> [Work to complete]: Quote all of the data below exactly, please.

● ● ● ●

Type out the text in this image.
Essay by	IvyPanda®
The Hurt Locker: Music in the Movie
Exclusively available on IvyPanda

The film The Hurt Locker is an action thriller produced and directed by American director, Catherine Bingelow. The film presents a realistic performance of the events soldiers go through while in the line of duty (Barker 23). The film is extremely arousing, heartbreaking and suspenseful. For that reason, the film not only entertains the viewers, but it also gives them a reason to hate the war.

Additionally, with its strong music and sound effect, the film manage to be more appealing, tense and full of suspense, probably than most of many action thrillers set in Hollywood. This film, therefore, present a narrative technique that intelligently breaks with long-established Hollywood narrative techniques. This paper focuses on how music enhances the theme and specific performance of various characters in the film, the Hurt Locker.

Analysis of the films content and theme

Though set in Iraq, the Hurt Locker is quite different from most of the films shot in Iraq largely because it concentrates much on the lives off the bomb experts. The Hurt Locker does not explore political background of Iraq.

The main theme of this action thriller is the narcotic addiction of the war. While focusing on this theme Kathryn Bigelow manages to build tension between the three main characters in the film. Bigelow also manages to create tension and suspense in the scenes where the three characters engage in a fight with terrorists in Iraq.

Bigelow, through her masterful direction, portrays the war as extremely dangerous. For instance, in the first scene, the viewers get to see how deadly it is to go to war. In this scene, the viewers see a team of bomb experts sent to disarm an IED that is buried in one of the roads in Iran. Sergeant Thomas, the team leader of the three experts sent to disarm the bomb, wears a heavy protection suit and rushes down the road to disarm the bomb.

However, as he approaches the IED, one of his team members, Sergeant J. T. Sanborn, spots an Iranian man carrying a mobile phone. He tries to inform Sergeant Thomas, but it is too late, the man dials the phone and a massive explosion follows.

● ● ● ●

> [Expected answer]:
Type out the text in this image.
Essay by	IvyPanda®
The Hurt Locker: Music in the Movie
Exclusively available on IvyPanda

The film The Hurt Locker is an action thriller produced and directed by American director, Catherine Bingelow. The film presents a realistic performance of the events soldiers go through while in the line of duty (Barker 23). The film is extremely arousing, heartbreaking and suspenseful. For that reason, the film not only entertains the viewers, but it also gives them a reason to hate the war.

Additionally, with its strong music and sound effect, the film manage to be more appealing, tense and full of suspense, probably than most of many action thrillers set in Hollywood. This film, therefore, present a narrative technique that intelligently breaks with long-established Hollywood narrative techniques. This paper focuses on how music enhances the theme and specific performance of various characters in the film, the Hurt Locker.

Analysis of the films content and theme

Though set in Iraq, the Hurt Locker is quite different from most of the films shot in Iraq largely because it concentrates much on the lives off the bomb experts. The Hurt Locker does not explore political background of Iraq.

The main theme of this action thriller is the narcotic addiction of the war. While focusing on this theme Kathryn Bigelow manages to build tension between the three main characters in the film. Bigelow also manages to create tension and suspense in the scenes where the three characters engage in a fight with terrorists in Iraq.

Bigelow, through her masterful direction, portrays the war as extremely dangerous. For instance, in the first scene, the viewers get to see how deadly it is to go to war. In this scene, the viewers see a team of bomb experts sent to disarm an IED that is buried in one of the roads in Iran. Sergeant Thomas, the team leader of the three experts sent to disarm the bomb, wears a heavy protection suit and rushes down the road to disarm the bomb.

However, as he approaches the IED, one of his team members, Sergeant J. T. Sanborn, spots an Iranian man carrying a mobile phone. He tries to inform Sergeant Thomas, but it is too late, the man dials the phone and a massive explosion follows.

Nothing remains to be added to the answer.